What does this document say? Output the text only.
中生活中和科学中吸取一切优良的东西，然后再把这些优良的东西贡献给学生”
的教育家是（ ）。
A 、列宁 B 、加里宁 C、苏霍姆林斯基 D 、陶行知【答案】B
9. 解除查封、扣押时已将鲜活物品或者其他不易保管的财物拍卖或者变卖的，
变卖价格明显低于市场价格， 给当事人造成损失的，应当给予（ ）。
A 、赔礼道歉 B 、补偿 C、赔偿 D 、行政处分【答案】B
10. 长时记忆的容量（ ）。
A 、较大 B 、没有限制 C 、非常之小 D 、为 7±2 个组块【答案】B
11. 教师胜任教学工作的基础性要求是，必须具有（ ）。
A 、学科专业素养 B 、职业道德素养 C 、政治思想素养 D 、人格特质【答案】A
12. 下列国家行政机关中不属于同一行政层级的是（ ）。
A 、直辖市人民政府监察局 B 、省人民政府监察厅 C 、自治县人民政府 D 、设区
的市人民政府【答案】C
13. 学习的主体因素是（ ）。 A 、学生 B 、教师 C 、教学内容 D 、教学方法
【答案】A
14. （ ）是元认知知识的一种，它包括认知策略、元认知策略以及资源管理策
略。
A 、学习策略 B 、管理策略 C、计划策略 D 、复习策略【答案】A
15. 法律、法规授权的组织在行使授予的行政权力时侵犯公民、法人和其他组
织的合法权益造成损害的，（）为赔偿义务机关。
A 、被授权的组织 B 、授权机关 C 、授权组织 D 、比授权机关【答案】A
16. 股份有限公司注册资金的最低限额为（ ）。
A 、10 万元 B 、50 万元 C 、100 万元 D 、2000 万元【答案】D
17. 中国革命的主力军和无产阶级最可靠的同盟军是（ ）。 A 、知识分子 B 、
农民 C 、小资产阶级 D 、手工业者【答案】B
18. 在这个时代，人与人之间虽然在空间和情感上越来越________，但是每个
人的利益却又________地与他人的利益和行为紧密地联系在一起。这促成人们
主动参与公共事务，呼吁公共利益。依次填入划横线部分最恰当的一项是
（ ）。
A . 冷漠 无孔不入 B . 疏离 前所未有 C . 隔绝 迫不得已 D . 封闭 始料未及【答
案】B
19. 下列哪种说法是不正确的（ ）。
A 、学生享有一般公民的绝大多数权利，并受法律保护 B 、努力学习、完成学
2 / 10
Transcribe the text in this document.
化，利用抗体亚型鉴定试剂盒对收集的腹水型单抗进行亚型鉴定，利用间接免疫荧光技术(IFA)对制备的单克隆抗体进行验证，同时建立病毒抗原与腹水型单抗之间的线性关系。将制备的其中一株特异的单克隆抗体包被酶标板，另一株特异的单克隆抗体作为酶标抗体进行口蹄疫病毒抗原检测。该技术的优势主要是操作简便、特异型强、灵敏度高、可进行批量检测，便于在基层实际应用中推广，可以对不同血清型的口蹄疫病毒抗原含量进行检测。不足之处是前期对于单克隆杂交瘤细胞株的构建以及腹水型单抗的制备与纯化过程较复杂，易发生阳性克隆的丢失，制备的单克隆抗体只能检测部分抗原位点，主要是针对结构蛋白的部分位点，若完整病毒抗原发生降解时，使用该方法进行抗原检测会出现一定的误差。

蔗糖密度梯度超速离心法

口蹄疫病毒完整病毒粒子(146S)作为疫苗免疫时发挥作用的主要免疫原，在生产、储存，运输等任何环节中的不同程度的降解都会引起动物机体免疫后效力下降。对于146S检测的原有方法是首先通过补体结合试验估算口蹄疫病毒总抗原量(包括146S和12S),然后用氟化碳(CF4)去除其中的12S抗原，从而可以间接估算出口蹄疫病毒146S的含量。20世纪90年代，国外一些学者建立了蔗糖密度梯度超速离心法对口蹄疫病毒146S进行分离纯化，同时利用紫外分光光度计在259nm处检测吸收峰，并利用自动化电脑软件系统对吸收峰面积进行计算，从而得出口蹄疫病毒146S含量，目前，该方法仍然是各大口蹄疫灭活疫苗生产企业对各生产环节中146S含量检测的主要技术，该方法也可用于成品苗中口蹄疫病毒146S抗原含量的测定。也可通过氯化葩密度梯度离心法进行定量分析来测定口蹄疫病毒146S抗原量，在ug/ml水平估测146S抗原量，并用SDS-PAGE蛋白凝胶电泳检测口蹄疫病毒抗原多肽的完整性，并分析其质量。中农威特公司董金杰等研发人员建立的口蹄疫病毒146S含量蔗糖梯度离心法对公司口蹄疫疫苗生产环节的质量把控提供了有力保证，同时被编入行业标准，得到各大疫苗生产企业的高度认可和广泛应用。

##############################

WHAT YOU WILL DO:
Gather each line in these records that contains the string "this".

SOLUTION:
What does this document say? Output the text only.
Transcribe the text in this document.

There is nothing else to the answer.